+++ TASK INPUT +++

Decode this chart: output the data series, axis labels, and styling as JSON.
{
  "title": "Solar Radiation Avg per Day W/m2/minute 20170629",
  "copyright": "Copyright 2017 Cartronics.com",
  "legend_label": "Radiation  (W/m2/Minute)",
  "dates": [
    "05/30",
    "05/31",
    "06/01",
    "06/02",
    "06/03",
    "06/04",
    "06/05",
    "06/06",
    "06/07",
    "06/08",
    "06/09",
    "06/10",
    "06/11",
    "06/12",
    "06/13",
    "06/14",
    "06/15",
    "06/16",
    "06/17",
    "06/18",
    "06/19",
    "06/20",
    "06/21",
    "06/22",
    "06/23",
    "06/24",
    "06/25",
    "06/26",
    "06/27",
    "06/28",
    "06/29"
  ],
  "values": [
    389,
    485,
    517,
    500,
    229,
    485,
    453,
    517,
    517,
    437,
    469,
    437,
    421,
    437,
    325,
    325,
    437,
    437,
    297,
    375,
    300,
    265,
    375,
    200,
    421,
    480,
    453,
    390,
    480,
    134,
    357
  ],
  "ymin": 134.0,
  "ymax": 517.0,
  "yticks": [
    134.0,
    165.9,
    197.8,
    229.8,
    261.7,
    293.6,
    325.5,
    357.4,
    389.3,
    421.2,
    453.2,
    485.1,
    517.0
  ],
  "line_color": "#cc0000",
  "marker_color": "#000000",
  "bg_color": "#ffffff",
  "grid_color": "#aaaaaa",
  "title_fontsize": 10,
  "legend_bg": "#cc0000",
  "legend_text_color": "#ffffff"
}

+++

● EXERCISE GOAL
Show the data once more, exactly as it was written.

● FINAL RESULT
Decode this chart: output the data series, axis labels, and styling as JSON.
{
  "title": "Solar Radiation Avg per Day W/m2/minute 20170629",
  "copyright": "Copyright 2017 Cartronics.com",
  "legend_label": "Radiation  (W/m2/Minute)",
  "dates": [
    "05/30",
    "05/31",
    "06/01",
    "06/02",
    "06/03",
    "06/04",
    "06/05",
    "06/06",
    "06/07",
    "06/08",
    "06/09",
    "06/10",
    "06/11",
    "06/12",
    "06/13",
    "06/14",
    "06/15",
    "06/16",
    "06/17",
    "06/18",
    "06/19",
    "06/20",
    "06/21",
    "06/22",
    "06/23",
    "06/24",
    "06/25",
    "06/26",
    "06/27",
    "06/28",
    "06/29"
  ],
  "values": [
    389,
    485,
    517,
    500,
    229,
    485,
    453,
    517,
    517,
    437,
    469,
    437,
    421,
    437,
    325,
    325,
    437,
    437,
    297,
    375,
    300,
    265,
    375,
    200,
    421,
    480,
    453,
    390,
    480,
    134,
    357
  ],
  "ymin": 134.0,
  "ymax": 517.0,
  "yticks": [
    134.0,
    165.9,
    197.8,
    229.8,
    261.7,
    293.6,
    325.5,
    357.4,
    389.3,
    421.2,
    453.2,
    485.1,
    517.0
  ],
  "line_color": "#cc0000",
  "marker_color": "#000000",
  "bg_color": "#ffffff",
  "grid_color": "#aaaaaa",
  "title_fontsize": 10,
  "legend_bg": "#cc0000",
  "legend_text_color": "#ffffff"
}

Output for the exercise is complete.